(GIVEN PROBLEM):
Please write out the complete listing that follows, exactly as it reads.

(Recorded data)
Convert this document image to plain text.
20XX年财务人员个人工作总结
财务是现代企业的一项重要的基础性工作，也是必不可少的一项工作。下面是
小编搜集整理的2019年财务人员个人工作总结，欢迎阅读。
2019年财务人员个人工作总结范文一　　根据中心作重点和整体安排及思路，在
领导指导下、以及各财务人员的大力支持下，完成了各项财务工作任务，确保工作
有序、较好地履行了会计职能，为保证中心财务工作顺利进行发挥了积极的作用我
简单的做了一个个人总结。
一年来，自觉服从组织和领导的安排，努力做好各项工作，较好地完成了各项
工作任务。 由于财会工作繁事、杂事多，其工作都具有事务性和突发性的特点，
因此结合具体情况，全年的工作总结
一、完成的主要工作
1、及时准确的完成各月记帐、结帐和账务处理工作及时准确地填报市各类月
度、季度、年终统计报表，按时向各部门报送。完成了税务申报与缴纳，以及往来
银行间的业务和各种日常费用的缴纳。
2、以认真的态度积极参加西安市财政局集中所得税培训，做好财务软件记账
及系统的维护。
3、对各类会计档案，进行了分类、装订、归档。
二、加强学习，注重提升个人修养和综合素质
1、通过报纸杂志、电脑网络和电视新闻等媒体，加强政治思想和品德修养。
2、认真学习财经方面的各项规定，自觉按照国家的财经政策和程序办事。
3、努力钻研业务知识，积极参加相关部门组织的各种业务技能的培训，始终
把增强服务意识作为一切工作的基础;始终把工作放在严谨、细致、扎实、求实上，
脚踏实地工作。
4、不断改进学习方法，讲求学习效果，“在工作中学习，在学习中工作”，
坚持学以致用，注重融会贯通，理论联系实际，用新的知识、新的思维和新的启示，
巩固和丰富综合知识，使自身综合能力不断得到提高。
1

(THE ANSWER):
Convert this document image to plain text.
20XX年财务人员个人工作总结
财务是现代企业的一项重要的基础性工作，也是必不可少的一项工作。下面是
小编搜集整理的2019年财务人员个人工作总结，欢迎阅读。
2019年财务人员个人工作总结范文一　　根据中心作重点和整体安排及思路，在
领导指导下、以及各财务人员的大力支持下，完成了各项财务工作任务，确保工作
有序、较好地履行了会计职能，为保证中心财务工作顺利进行发挥了积极的作用我
简单的做了一个个人总结。
一年来，自觉服从组织和领导的安排，努力做好各项工作，较好地完成了各项
工作任务。 由于财会工作繁事、杂事多，其工作都具有事务性和突发性的特点，
因此结合具体情况，全年的工作总结
一、完成的主要工作
1、及时准确的完成各月记帐、结帐和账务处理工作及时准确地填报市各类月
度、季度、年终统计报表，按时向各部门报送。完成了税务申报与缴纳，以及往来
银行间的业务和各种日常费用的缴纳。
2、以认真的态度积极参加西安市财政局集中所得税培训，做好财务软件记账
及系统的维护。
3、对各类会计档案，进行了分类、装订、归档。
二、加强学习，注重提升个人修养和综合素质
1、通过报纸杂志、电脑网络和电视新闻等媒体，加强政治思想和品德修养。
2、认真学习财经方面的各项规定，自觉按照国家的财经政策和程序办事。
3、努力钻研业务知识，积极参加相关部门组织的各种业务技能的培训，始终
把增强服务意识作为一切工作的基础;始终把工作放在严谨、细致、扎实、求实上，
脚踏实地工作。
4、不断改进学习方法，讲求学习效果，“在工作中学习，在学习中工作”，
坚持学以致用，注重融会贯通，理论联系实际，用新的知识、新的思维和新的启示，
巩固和丰富综合知识，使自身综合能力不断得到提高。
1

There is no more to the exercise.